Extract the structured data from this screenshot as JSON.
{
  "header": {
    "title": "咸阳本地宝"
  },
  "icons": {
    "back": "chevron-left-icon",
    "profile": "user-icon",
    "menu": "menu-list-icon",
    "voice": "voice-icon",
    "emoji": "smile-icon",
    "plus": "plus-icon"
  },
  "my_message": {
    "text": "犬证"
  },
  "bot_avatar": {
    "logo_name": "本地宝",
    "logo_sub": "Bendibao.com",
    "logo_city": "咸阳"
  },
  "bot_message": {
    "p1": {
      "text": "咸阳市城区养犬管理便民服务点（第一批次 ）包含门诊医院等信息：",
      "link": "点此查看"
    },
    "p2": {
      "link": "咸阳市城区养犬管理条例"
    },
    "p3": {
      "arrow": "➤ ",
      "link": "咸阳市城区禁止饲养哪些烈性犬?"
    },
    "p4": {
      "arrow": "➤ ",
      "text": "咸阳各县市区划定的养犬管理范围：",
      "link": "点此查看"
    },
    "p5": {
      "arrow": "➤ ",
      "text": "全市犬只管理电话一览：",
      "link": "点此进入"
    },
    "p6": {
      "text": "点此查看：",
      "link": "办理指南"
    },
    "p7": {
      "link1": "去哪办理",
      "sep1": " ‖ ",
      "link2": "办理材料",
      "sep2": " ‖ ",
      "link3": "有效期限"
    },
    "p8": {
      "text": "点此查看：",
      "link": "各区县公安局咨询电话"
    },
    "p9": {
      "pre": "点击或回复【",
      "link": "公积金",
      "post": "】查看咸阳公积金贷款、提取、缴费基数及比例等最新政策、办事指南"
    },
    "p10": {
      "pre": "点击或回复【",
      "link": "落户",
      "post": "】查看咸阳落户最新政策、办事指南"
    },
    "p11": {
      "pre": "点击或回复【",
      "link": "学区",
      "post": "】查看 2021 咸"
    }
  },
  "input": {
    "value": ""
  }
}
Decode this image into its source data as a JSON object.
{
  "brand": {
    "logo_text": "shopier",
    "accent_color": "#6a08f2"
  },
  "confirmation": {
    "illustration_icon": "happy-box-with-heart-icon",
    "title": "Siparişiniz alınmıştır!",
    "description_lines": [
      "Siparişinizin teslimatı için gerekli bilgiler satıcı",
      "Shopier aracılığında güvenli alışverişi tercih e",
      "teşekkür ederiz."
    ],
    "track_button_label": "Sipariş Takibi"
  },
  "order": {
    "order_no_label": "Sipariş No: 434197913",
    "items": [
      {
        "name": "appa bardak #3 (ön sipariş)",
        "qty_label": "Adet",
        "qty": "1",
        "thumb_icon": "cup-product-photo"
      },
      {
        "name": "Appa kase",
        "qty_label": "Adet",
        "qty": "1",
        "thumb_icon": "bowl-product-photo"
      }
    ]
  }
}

**********

● **AIM OF THE EXERCISE**
Please reproduce the entire listing, exactly as shown.

● **RESULT OF THE TASK**
Extract the structured data from this screenshot as JSON.
{
  "header": {
    "title": "咸阳本地宝"
  },
  "icons": {
    "back": "chevron-left-icon",
    "profile": "user-icon",
    "menu": "menu-list-icon",
    "voice": "voice-icon",
    "emoji": "smile-icon",
    "plus": "plus-icon"
  },
  "my_message": {
    "text": "犬证"
  },
  "bot_avatar": {
    "logo_name": "本地宝",
    "logo_sub": "Bendibao.com",
    "logo_city": "咸阳"
  },
  "bot_message": {
    "p1": {
      "text": "咸阳市城区养犬管理便民服务点（第一批次 ）包含门诊医院等信息：",
      "link": "点此查看"
    },
    "p2": {
      "link": "咸阳市城区养犬管理条例"
    },
    "p3": {
      "arrow": "➤ ",
      "link": "咸阳市城区禁止饲养哪些烈性犬?"
    },
    "p4": {
      "arrow": "➤ ",
      "text": "咸阳各县市区划定的养犬管理范围：",
      "link": "点此查看"
    },
    "p5": {
      "arrow": "➤ ",
      "text": "全市犬只管理电话一览：",
      "link": "点此进入"
    },
    "p6": {
      "text": "点此查看：",
      "link": "办理指南"
    },
    "p7": {
      "link1": "去哪办理",
      "sep1": " ‖ ",
      "link2": "办理材料",
      "sep2": " ‖ ",
      "link3": "有效期限"
    },
    "p8": {
      "text": "点此查看：",
      "link": "各区县公安局咨询电话"
    },
    "p9": {
      "pre": "点击或回复【",
      "link": "公积金",
      "post": "】查看咸阳公积金贷款、提取、缴费基数及比例等最新政策、办事指南"
    },
    "p10": {
      "pre": "点击或回复【",
      "link": "落户",
      "post": "】查看咸阳落户最新政策、办事指南"
    },
    "p11": {
      "pre": "点击或回复【",
      "link": "学区",
      "post": "】查看 2021 咸"
    }
  },
  "input": {
    "value": ""
  }
}
Decode this image into its source data as a JSON object.
{
  "brand": {
    "logo_text": "shopier",
    "accent_color": "#6a08f2"
  },
  "confirmation": {
    "illustration_icon": "happy-box-with-heart-icon",
    "title": "Siparişiniz alınmıştır!",
    "description_lines": [
      "Siparişinizin teslimatı için gerekli bilgiler satıcı",
      "Shopier aracılığında güvenli alışverişi tercih e",
      "teşekkür ederiz."
    ],
    "track_button_label": "Sipariş Takibi"
  },
  "order": {
    "order_no_label": "Sipariş No: 434197913",
    "items": [
      {
        "name": "appa bardak #3 (ön sipariş)",
        "qty_label": "Adet",
        "qty": "1",
        "thumb_icon": "cup-product-photo"
      },
      {
        "name": "Appa kase",
        "qty_label": "Adet",
        "qty": "1",
        "thumb_icon": "bowl-product-photo"
      }
    ]
  }
}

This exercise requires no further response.